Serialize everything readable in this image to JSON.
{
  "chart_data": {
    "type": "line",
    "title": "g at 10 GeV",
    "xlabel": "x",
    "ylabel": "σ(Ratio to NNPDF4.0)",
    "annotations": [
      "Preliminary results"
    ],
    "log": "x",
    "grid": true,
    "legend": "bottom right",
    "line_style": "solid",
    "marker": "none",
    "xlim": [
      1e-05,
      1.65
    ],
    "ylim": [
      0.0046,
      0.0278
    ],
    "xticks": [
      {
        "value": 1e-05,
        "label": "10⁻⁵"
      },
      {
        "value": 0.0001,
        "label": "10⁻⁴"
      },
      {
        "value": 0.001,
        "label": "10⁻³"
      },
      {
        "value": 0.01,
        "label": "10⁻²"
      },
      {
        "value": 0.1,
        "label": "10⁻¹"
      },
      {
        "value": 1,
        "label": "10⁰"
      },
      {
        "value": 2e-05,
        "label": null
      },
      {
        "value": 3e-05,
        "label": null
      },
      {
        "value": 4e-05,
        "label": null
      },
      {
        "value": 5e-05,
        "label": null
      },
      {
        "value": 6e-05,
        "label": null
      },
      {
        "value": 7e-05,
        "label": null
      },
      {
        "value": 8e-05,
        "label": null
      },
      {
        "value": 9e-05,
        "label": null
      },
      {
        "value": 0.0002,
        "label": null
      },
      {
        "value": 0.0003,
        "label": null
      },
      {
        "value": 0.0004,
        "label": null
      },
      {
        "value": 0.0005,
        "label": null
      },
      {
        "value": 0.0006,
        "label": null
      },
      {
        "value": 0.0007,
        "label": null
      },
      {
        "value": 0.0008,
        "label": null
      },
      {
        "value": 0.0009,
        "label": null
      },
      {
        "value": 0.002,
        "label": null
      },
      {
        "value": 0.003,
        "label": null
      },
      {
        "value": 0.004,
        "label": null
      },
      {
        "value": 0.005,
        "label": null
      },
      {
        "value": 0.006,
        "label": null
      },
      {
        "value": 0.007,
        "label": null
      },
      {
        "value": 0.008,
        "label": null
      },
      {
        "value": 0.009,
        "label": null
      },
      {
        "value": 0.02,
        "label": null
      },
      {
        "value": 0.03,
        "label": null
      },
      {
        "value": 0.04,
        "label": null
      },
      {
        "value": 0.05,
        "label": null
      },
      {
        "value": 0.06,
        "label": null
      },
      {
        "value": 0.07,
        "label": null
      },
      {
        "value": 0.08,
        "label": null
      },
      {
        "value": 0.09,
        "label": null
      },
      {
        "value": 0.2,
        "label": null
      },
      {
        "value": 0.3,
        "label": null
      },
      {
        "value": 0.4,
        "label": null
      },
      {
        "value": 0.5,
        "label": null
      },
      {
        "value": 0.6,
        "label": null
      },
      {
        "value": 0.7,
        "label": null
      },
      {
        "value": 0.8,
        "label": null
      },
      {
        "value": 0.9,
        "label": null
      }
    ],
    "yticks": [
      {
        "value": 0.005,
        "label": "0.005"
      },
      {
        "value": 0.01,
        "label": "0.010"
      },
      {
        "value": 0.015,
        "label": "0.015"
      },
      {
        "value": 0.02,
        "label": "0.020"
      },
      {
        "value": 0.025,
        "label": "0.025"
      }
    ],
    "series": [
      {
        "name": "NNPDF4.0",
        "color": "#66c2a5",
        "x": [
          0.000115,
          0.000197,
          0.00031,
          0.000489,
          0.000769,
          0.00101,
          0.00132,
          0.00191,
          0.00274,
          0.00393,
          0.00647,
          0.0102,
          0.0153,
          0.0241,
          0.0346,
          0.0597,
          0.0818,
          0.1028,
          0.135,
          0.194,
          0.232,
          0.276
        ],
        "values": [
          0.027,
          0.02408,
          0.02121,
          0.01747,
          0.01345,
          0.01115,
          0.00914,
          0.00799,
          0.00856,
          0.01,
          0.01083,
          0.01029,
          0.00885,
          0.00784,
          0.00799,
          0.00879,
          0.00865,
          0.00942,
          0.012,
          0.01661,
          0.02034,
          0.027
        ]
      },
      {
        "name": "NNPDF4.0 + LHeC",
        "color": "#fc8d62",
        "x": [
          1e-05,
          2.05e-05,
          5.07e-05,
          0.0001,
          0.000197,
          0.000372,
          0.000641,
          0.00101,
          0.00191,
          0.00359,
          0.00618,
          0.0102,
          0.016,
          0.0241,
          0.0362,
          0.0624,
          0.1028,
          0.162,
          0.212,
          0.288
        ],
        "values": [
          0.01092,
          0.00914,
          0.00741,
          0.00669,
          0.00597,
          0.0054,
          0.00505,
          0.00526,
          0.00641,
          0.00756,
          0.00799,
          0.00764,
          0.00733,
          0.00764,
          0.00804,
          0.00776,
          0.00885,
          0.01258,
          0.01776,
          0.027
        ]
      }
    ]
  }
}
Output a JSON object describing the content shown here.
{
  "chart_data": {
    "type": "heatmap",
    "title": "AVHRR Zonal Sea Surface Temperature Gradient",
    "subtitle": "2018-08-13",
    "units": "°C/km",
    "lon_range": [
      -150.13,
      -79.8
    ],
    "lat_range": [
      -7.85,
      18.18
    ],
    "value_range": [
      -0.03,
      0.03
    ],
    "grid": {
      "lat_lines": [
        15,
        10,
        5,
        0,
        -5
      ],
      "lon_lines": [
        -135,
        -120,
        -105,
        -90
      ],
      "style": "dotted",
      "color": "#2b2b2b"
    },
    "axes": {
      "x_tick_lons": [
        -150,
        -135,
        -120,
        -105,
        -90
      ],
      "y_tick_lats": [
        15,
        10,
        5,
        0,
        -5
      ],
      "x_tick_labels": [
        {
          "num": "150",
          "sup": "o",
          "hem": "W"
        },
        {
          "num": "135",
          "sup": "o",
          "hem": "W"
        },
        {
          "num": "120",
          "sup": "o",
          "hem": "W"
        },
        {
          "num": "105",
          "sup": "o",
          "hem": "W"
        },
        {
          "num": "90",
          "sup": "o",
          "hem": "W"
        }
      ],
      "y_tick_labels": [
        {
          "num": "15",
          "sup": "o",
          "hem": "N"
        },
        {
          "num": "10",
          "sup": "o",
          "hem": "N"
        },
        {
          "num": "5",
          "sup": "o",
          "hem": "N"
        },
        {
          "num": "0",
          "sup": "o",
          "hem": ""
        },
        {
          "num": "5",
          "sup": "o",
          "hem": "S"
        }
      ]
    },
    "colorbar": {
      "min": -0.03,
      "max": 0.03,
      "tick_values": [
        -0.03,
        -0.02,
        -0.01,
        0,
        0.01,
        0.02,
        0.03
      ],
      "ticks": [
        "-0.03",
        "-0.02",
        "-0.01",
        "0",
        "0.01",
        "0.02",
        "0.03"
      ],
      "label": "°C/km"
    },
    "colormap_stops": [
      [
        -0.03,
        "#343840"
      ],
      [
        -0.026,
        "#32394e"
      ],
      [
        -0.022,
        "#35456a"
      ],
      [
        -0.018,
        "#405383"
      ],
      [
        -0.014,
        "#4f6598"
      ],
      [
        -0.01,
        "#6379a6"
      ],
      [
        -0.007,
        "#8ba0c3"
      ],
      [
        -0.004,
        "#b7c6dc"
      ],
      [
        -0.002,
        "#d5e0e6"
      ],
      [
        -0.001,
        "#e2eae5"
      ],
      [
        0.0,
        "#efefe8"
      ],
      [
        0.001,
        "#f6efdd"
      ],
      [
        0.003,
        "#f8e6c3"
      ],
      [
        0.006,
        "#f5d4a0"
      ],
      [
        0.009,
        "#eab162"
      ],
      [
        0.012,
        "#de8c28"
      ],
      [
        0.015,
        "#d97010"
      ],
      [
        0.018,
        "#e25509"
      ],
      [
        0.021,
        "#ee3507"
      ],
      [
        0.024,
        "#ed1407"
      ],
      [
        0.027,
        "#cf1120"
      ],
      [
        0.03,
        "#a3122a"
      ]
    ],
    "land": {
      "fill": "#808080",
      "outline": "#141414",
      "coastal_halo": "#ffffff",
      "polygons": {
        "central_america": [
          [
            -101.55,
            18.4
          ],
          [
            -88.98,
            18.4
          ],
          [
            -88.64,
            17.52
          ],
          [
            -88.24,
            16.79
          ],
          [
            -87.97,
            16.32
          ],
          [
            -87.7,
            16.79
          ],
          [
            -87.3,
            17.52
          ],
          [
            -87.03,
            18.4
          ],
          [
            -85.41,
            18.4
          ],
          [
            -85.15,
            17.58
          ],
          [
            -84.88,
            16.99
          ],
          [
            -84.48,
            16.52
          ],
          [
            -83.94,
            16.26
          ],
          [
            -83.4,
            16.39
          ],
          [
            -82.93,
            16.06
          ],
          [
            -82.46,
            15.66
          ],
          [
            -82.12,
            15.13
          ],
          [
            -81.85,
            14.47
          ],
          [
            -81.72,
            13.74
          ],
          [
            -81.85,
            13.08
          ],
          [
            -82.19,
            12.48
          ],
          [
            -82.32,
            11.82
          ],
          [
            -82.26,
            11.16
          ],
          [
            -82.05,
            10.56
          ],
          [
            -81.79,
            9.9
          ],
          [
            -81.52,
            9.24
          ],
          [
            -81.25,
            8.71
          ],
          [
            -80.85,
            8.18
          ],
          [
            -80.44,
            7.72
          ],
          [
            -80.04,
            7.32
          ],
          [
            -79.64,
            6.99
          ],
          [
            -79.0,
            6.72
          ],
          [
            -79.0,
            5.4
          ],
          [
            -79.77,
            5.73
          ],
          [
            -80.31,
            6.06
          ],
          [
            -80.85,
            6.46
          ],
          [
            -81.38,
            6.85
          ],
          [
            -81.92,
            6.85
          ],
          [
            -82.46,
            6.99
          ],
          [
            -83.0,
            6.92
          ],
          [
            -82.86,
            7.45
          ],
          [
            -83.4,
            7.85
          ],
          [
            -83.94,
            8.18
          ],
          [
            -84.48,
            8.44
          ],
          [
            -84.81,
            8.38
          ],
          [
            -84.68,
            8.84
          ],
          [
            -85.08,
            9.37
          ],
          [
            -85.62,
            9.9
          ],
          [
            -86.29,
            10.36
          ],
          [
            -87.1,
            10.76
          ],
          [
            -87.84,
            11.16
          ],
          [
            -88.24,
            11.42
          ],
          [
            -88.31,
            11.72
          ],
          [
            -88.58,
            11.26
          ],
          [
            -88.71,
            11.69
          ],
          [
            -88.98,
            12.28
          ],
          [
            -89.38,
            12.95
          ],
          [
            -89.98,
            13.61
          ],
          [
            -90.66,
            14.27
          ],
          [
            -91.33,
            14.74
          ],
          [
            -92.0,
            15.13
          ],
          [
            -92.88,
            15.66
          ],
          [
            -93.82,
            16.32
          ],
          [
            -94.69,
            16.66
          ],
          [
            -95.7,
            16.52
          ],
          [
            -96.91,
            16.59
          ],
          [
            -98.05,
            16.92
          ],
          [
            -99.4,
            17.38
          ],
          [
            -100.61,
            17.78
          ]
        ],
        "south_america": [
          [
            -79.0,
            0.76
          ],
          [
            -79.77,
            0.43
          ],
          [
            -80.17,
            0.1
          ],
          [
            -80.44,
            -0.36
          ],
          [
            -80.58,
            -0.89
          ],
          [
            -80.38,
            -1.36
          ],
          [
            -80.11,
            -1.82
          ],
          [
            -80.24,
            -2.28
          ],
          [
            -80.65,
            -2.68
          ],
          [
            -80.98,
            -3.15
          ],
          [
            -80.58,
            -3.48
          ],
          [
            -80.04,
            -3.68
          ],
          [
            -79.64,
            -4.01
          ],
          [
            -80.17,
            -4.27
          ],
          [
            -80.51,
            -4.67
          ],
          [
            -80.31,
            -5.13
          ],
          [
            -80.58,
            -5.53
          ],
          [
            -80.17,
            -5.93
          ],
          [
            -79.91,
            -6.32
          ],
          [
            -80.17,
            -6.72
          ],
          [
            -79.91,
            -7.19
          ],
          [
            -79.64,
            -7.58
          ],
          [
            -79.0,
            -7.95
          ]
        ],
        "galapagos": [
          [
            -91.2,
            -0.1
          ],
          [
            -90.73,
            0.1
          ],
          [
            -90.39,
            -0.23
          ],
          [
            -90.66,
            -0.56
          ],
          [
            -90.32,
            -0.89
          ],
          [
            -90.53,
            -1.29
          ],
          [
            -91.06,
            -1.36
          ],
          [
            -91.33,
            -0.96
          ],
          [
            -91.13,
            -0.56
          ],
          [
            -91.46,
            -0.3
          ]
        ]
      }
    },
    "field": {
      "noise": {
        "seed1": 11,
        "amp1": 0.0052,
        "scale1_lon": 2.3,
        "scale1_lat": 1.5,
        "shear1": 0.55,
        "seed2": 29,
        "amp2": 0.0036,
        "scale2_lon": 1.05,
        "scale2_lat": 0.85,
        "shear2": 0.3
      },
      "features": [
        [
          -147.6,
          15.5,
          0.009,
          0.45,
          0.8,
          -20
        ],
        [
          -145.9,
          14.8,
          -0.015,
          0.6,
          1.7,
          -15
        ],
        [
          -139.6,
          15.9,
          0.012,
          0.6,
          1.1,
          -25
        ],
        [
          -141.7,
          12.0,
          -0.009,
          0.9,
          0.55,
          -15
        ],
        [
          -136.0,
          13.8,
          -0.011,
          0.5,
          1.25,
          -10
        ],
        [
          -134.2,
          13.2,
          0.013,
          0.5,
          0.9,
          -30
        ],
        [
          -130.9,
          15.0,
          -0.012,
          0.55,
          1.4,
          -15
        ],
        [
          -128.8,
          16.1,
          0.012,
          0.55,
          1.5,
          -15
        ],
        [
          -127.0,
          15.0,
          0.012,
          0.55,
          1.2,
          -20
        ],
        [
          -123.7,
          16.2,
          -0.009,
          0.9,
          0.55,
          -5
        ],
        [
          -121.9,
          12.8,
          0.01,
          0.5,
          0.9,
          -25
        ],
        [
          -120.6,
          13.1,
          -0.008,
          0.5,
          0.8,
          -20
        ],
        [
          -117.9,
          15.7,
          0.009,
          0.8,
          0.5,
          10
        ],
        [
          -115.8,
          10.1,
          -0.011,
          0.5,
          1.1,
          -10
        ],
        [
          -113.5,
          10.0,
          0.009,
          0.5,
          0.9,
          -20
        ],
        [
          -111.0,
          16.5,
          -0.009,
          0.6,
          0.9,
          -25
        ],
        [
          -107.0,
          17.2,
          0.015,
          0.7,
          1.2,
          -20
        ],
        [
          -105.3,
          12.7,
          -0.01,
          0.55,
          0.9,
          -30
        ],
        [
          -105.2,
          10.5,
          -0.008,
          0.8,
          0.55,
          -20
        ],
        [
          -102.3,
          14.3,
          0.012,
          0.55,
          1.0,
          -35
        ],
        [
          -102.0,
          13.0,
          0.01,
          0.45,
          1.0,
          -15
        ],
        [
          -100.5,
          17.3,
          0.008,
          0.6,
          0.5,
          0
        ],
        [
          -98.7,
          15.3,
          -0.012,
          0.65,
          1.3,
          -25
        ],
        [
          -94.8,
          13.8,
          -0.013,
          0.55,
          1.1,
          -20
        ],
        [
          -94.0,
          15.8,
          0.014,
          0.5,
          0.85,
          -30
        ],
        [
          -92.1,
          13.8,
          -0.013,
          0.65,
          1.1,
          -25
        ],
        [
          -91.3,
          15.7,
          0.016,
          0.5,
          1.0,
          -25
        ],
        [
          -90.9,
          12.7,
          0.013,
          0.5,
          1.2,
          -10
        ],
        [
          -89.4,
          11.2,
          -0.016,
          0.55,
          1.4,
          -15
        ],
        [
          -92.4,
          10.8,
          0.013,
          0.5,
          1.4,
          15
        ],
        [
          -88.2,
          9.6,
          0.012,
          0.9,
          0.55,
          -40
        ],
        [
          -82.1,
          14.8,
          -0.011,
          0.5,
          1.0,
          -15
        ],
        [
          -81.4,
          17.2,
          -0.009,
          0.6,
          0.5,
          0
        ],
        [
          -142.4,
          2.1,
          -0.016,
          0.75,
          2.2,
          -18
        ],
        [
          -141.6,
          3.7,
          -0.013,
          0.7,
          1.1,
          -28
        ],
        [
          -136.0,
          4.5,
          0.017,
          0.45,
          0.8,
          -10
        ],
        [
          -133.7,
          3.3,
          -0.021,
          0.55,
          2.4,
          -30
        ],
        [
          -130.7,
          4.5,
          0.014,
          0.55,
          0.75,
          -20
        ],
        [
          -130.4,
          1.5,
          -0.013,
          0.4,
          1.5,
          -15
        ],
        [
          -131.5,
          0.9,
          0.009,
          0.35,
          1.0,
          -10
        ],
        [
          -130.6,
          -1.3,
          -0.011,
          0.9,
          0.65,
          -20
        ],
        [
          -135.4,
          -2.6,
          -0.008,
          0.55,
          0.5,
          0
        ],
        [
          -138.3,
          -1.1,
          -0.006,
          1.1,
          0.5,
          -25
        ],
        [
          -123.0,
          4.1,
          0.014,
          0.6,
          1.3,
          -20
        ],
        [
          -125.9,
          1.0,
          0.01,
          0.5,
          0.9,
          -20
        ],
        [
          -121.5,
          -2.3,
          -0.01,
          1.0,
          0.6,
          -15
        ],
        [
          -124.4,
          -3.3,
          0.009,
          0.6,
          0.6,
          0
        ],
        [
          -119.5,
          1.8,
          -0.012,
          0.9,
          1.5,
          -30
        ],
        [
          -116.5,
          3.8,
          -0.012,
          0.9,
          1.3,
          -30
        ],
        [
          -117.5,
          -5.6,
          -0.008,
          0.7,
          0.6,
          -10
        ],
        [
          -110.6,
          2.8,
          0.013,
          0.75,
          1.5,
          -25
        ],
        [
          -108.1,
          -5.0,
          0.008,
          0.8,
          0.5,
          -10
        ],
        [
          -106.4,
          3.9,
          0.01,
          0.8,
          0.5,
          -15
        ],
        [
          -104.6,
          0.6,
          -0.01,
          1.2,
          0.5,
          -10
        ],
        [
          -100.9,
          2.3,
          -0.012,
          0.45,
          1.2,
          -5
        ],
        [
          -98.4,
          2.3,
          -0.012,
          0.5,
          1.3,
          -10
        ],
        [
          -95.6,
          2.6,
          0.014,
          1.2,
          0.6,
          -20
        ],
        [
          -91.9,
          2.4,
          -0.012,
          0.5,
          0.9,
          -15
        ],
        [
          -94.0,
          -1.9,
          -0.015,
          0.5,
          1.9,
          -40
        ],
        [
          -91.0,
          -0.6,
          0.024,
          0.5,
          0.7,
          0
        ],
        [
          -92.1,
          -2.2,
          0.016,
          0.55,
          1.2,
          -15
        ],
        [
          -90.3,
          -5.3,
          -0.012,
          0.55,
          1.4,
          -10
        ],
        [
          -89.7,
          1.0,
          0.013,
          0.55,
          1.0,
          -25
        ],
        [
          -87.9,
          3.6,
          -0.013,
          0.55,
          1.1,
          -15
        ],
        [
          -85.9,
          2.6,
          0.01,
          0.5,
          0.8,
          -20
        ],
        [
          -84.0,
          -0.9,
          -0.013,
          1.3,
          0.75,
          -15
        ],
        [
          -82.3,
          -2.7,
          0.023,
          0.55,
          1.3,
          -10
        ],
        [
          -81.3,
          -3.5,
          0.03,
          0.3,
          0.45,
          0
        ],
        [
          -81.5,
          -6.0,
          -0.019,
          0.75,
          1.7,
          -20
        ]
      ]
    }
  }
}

+ + + +

All lines of the data above that include the word "JSON" must be shown.

Serialize everything readable in this image to JSON.
Output a JSON object describing the content shown here.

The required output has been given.